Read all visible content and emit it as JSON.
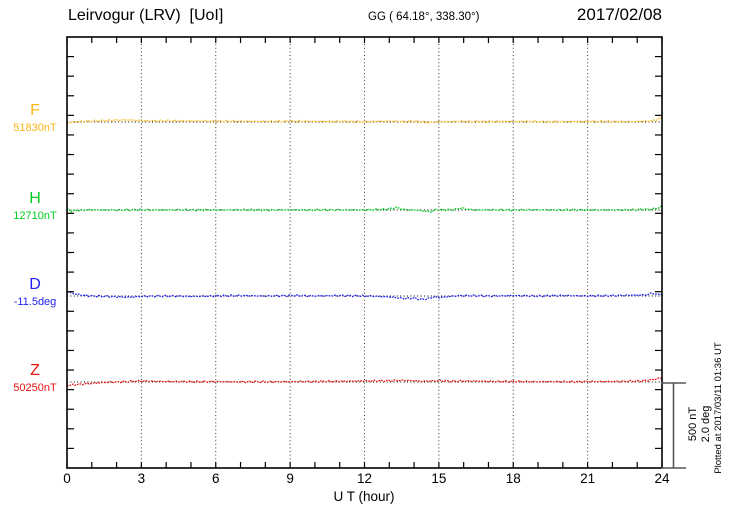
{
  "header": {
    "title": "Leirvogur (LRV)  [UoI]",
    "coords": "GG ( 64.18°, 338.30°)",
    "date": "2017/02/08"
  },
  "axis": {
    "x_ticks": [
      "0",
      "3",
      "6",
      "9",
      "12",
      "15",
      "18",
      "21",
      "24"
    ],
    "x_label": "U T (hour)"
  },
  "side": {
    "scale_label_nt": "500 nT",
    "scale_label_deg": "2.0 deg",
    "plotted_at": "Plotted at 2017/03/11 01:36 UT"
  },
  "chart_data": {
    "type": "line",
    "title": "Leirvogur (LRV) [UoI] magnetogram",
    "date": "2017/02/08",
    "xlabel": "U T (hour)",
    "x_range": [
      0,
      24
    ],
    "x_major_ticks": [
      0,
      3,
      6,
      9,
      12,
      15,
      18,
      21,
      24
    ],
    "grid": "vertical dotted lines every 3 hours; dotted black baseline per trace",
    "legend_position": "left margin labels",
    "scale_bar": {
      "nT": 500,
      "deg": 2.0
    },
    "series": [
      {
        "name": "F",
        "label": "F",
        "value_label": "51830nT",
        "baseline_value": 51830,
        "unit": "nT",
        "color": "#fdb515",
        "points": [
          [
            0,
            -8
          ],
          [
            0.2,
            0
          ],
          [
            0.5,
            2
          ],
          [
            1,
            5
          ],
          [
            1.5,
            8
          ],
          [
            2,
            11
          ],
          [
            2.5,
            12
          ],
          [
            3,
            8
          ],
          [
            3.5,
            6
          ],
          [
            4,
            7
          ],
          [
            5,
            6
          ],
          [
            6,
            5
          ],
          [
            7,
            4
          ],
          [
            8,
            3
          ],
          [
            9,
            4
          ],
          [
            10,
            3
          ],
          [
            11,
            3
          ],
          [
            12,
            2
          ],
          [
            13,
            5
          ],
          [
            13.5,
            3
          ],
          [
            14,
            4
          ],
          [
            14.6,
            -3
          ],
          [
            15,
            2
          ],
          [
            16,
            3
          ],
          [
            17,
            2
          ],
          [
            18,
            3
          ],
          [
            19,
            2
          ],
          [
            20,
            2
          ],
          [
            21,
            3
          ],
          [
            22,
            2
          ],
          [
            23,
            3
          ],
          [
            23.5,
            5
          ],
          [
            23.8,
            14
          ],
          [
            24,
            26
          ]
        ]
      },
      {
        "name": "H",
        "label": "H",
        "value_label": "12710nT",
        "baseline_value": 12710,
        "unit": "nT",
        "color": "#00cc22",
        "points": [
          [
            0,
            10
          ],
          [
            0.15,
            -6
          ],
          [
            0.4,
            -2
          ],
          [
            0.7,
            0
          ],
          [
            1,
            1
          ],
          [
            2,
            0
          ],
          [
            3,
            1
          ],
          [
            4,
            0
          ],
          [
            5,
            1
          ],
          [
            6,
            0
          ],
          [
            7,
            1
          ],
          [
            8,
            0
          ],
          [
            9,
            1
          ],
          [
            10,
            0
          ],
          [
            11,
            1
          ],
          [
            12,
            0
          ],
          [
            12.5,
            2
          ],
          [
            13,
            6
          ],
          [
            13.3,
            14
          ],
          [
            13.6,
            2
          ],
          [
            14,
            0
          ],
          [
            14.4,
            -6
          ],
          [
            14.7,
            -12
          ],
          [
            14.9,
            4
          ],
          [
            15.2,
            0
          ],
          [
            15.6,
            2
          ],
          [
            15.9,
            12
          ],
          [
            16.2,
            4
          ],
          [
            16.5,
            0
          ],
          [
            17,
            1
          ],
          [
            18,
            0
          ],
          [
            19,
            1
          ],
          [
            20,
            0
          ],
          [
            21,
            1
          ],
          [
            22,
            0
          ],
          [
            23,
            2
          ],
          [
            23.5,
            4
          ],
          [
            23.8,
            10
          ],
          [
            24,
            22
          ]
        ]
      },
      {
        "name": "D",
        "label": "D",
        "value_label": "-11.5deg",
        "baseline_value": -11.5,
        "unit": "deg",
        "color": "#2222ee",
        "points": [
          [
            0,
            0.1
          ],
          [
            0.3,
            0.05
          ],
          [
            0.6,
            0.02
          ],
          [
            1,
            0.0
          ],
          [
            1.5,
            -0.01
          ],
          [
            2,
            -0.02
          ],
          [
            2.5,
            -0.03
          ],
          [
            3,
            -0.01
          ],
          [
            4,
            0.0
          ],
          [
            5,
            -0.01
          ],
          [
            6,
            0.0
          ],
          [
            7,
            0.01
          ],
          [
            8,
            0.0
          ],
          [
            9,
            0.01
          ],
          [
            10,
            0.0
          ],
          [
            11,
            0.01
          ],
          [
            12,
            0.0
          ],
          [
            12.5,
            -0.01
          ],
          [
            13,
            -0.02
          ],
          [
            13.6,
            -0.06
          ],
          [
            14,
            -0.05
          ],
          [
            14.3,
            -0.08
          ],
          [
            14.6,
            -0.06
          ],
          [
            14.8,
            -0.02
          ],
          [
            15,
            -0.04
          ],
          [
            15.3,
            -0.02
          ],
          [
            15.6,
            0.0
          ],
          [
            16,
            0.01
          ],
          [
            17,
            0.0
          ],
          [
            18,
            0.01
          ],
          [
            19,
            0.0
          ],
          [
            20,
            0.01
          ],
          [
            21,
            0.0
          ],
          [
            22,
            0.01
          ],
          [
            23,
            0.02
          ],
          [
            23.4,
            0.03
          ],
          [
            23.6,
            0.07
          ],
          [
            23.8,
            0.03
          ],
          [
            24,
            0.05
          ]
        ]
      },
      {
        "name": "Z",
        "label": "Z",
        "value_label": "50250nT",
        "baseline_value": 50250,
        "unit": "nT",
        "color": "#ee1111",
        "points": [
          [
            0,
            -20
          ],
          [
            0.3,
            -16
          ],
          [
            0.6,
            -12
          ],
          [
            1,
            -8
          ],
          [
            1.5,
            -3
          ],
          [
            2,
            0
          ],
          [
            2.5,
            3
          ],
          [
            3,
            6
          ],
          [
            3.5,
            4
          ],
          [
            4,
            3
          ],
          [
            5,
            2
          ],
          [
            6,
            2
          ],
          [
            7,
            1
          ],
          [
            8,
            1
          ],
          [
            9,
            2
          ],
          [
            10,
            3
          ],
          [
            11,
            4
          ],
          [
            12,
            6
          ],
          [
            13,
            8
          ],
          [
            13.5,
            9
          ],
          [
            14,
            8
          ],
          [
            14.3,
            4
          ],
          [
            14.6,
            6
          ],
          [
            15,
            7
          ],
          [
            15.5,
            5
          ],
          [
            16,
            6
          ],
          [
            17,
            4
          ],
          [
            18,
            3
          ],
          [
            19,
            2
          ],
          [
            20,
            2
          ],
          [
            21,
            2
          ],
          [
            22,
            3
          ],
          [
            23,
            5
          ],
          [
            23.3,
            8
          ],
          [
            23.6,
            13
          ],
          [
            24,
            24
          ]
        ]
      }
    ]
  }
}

*Exercise description:* Identify and copy lines that hold the string "Leirvogur".

*Response:*
    "title": "Leirvogur (LRV)  [UoI]",
    "title": "Leirvogur (LRV) [UoI] magnetogram",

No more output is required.